▶ _Data records_:
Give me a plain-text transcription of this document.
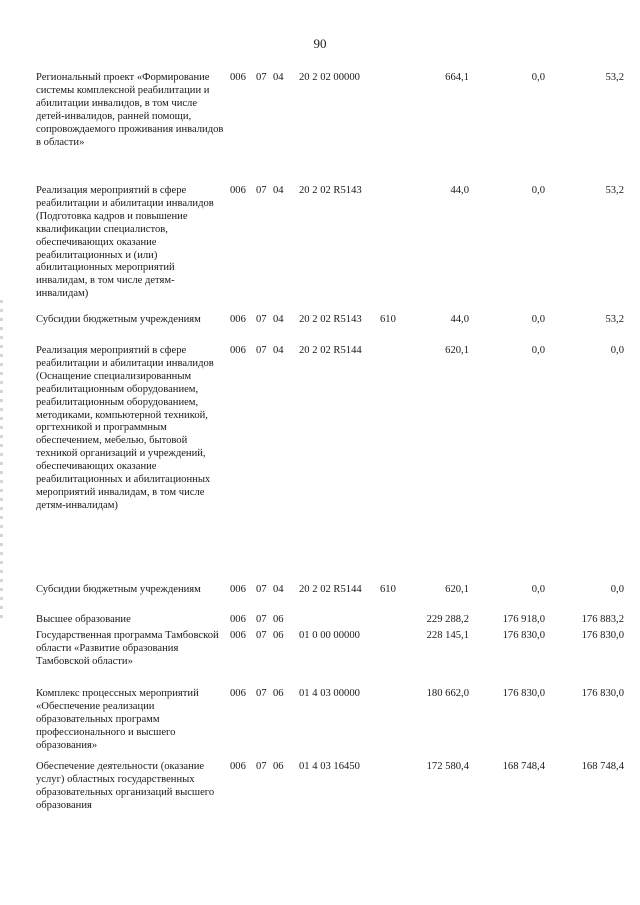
90
Региональный проект «Формирование системы комплексной реабилитации и абилитации инвалидов, в том числе детей-инвалидов, ранней помощи, сопровождаемого проживания инвалидов в области»
006 07 04 20 2 02 00000	664,1	0,0	53,2
Реализация мероприятий в сфере реабилитации и абилитации инвалидов (Подготовка кадров и повышение квалификации специалистов, обеспечивающих оказание реабилитационных и (или) абилитационных мероприятий инвалидам, в том числе детям-инвалидам)
006 07 04 20 2 02 R5143	44,0	0,0	53,2
Субсидии бюджетным учреждениям	006 07 04 20 2 02 R5143 610	44,0	0,0	53,2
Реализация мероприятий в сфере реабилитации и абилитации инвалидов (Оснащение специализированным реабилитационным оборудованием, реабилитационным оборудованием, методиками, компьютерной техникой, оргтехникой и программным обеспечением, мебелью, бытовой техникой организаций и учреждений, обеспечивающих оказание реабилитационных и абилитационных мероприятий инвалидам, в том числе детям-инвалидам)
006 07 04 20 2 02 R5144	620,1	0,0	0,0
Субсидии бюджетным учреждениям	006 07 04 20 2 02 R5144 610	620,1	0,0	0,0
Высшее образование	006 07 06	229 288,2	176 918,0	176 883,2
Государственная программа Тамбовской области «Развитие образования Тамбовской области»
006 07 06 01 0 00 00000	228 145,1	176 830,0	176 830,0
Комплекс процессных мероприятий «Обеспечение реализации образовательных программ профессионального и высшего образования»
006 07 06 01 4 03 00000	180 662,0	176 830,0	176 830,0
Обеспечение деятельности (оказание услуг) областных государственных образовательных организаций высшего образования
006 07 06 01 4 03 16450	172 580,4	168 748,4	168 748,4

▶ _REQUIRED TASK_: Each record must be quoted in full and exactly. Do not include the pictures.

▶ _REPLY_:
Give me a plain-text transcription of this document.
90
Региональный проект «Формирование системы комплексной реабилитации и абилитации инвалидов, в том числе детей-инвалидов, ранней помощи, сопровождаемого проживания инвалидов в области»
006 07 04 20 2 02 00000	664,1	0,0	53,2
Реализация мероприятий в сфере реабилитации и абилитации инвалидов (Подготовка кадров и повышение квалификации специалистов, обеспечивающих оказание реабилитационных и (или) абилитационных мероприятий инвалидам, в том числе детям-инвалидам)
006 07 04 20 2 02 R5143	44,0	0,0	53,2
Субсидии бюджетным учреждениям	006 07 04 20 2 02 R5143 610	44,0	0,0	53,2
Реализация мероприятий в сфере реабилитации и абилитации инвалидов (Оснащение специализированным реабилитационным оборудованием, реабилитационным оборудованием, методиками, компьютерной техникой, оргтехникой и программным обеспечением, мебелью, бытовой техникой организаций и учреждений, обеспечивающих оказание реабилитационных и абилитационных мероприятий инвалидам, в том числе детям-инвалидам)
006 07 04 20 2 02 R5144	620,1	0,0	0,0
Субсидии бюджетным учреждениям	006 07 04 20 2 02 R5144 610	620,1	0,0	0,0
Высшее образование	006 07 06	229 288,2	176 918,0	176 883,2
Государственная программа Тамбовской области «Развитие образования Тамбовской области»
006 07 06 01 0 00 00000	228 145,1	176 830,0	176 830,0
Комплекс процессных мероприятий «Обеспечение реализации образовательных программ профессионального и высшего образования»
006 07 06 01 4 03 00000	180 662,0	176 830,0	176 830,0
Обеспечение деятельности (оказание услуг) областных государственных образовательных организаций высшего образования
006 07 06 01 4 03 16450	172 580,4	168 748,4	168 748,4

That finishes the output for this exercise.